> Task instructions
In the listing below, pick out lines with "baseline".

> Material for this task
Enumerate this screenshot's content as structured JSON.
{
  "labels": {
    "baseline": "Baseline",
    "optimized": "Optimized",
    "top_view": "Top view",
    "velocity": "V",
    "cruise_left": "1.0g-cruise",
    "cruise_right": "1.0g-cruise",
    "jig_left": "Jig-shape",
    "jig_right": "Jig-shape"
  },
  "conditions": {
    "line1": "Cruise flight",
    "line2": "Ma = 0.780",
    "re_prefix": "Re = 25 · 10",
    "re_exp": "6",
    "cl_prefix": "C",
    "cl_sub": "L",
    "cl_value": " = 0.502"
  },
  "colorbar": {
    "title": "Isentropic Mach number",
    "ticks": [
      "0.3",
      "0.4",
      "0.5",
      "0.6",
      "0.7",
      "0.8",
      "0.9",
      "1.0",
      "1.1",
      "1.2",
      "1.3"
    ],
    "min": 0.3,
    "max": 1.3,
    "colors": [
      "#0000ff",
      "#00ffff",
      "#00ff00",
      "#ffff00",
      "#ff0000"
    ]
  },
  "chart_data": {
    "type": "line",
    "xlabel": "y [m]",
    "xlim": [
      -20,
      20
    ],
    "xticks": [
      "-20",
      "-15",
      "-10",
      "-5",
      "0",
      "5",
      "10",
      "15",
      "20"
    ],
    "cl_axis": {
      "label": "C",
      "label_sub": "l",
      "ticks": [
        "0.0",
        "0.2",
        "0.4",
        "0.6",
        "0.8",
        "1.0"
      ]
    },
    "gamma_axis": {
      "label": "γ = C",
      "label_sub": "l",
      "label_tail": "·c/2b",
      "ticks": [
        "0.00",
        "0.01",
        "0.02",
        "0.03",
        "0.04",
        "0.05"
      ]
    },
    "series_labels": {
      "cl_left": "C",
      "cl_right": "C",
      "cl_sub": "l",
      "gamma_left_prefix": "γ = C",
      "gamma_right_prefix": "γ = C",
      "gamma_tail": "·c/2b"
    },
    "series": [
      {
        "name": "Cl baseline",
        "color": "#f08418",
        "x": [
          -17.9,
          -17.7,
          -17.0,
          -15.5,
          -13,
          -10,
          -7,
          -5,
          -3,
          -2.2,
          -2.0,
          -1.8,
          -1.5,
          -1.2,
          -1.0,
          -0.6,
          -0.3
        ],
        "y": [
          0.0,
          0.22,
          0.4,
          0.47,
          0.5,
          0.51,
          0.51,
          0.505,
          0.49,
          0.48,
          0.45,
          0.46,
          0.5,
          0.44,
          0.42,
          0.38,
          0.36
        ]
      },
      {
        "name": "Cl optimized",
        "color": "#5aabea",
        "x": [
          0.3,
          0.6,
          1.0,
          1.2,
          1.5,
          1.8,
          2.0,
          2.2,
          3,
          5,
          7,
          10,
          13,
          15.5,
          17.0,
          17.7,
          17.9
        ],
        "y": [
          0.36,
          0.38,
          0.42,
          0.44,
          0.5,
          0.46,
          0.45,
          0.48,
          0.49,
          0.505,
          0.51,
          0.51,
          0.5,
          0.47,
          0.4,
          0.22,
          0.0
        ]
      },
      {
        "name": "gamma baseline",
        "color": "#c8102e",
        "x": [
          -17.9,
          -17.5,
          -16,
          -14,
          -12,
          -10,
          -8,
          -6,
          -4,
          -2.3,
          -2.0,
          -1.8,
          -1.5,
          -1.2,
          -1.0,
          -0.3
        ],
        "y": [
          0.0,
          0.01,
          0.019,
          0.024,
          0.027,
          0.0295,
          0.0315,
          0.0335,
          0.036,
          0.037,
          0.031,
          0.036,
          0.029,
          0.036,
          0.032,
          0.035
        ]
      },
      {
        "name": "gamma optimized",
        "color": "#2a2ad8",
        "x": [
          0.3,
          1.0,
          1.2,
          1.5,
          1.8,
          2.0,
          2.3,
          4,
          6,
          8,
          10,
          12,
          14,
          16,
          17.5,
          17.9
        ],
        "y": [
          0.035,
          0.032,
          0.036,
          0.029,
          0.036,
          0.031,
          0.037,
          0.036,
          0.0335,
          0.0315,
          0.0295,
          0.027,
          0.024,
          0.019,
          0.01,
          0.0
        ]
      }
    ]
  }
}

> Problem solution
    "baseline": "Baseline",
        "name": "Cl baseline",
        "name": "gamma baseline",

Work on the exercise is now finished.